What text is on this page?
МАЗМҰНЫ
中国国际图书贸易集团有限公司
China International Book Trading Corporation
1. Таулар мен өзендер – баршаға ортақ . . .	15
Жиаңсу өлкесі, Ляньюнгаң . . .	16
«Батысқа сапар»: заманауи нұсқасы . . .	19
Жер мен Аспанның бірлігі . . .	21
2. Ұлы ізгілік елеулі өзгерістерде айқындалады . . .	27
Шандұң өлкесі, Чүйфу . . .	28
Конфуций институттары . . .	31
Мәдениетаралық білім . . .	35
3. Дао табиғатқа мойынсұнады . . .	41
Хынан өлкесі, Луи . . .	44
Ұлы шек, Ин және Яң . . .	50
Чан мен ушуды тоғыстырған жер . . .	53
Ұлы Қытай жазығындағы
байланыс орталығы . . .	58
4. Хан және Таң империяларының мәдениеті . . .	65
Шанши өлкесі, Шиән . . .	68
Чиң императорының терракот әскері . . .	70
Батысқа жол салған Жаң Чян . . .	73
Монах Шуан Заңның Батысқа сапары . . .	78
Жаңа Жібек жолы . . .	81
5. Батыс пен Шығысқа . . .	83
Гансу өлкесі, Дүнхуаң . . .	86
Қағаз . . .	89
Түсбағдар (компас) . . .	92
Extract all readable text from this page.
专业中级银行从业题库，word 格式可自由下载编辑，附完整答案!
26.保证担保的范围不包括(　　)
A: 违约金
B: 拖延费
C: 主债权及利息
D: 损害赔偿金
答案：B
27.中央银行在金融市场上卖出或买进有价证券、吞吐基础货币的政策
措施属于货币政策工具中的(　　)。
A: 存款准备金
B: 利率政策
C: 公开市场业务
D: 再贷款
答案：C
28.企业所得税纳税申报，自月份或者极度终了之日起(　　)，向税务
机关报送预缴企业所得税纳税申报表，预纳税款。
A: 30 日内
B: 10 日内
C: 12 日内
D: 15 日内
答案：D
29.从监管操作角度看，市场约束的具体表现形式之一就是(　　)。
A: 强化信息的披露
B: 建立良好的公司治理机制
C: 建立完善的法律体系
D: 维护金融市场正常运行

┄┄┄┄┄┄┄┄┄┄

▸ Task instructions:
Please restate the data word for word, every record included.

▸ Answer in full:
What text is on this page?
МАЗМҰНЫ
中国国际图书贸易集团有限公司
China International Book Trading Corporation
1. Таулар мен өзендер – баршаға ортақ . . .	15
Жиаңсу өлкесі, Ляньюнгаң . . .	16
«Батысқа сапар»: заманауи нұсқасы . . .	19
Жер мен Аспанның бірлігі . . .	21
2. Ұлы ізгілік елеулі өзгерістерде айқындалады . . .	27
Шандұң өлкесі, Чүйфу . . .	28
Конфуций институттары . . .	31
Мәдениетаралық білім . . .	35
3. Дао табиғатқа мойынсұнады . . .	41
Хынан өлкесі, Луи . . .	44
Ұлы шек, Ин және Яң . . .	50
Чан мен ушуды тоғыстырған жер . . .	53
Ұлы Қытай жазығындағы
байланыс орталығы . . .	58
4. Хан және Таң империяларының мәдениеті . . .	65
Шанши өлкесі, Шиән . . .	68
Чиң императорының терракот әскері . . .	70
Батысқа жол салған Жаң Чян . . .	73
Монах Шуан Заңның Батысқа сапары . . .	78
Жаңа Жібек жолы . . .	81
5. Батыс пен Шығысқа . . .	83
Гансу өлкесі, Дүнхуаң . . .	86
Қағаз . . .	89
Түсбағдар (компас) . . .	92
Extract all readable text from this page.
专业中级银行从业题库，word 格式可自由下载编辑，附完整答案!
26.保证担保的范围不包括(　　)
A: 违约金
B: 拖延费
C: 主债权及利息
D: 损害赔偿金
答案：B
27.中央银行在金融市场上卖出或买进有价证券、吞吐基础货币的政策
措施属于货币政策工具中的(　　)。
A: 存款准备金
B: 利率政策
C: 公开市场业务
D: 再贷款
答案：C
28.企业所得税纳税申报，自月份或者极度终了之日起(　　)，向税务
机关报送预缴企业所得税纳税申报表，预纳税款。
A: 30 日内
B: 10 日内
C: 12 日内
D: 15 日内
答案：D
29.从监管操作角度看，市场约束的具体表现形式之一就是(　　)。
A: 强化信息的披露
B: 建立良好的公司治理机制
C: 建立完善的法律体系
D: 维护金融市场正常运行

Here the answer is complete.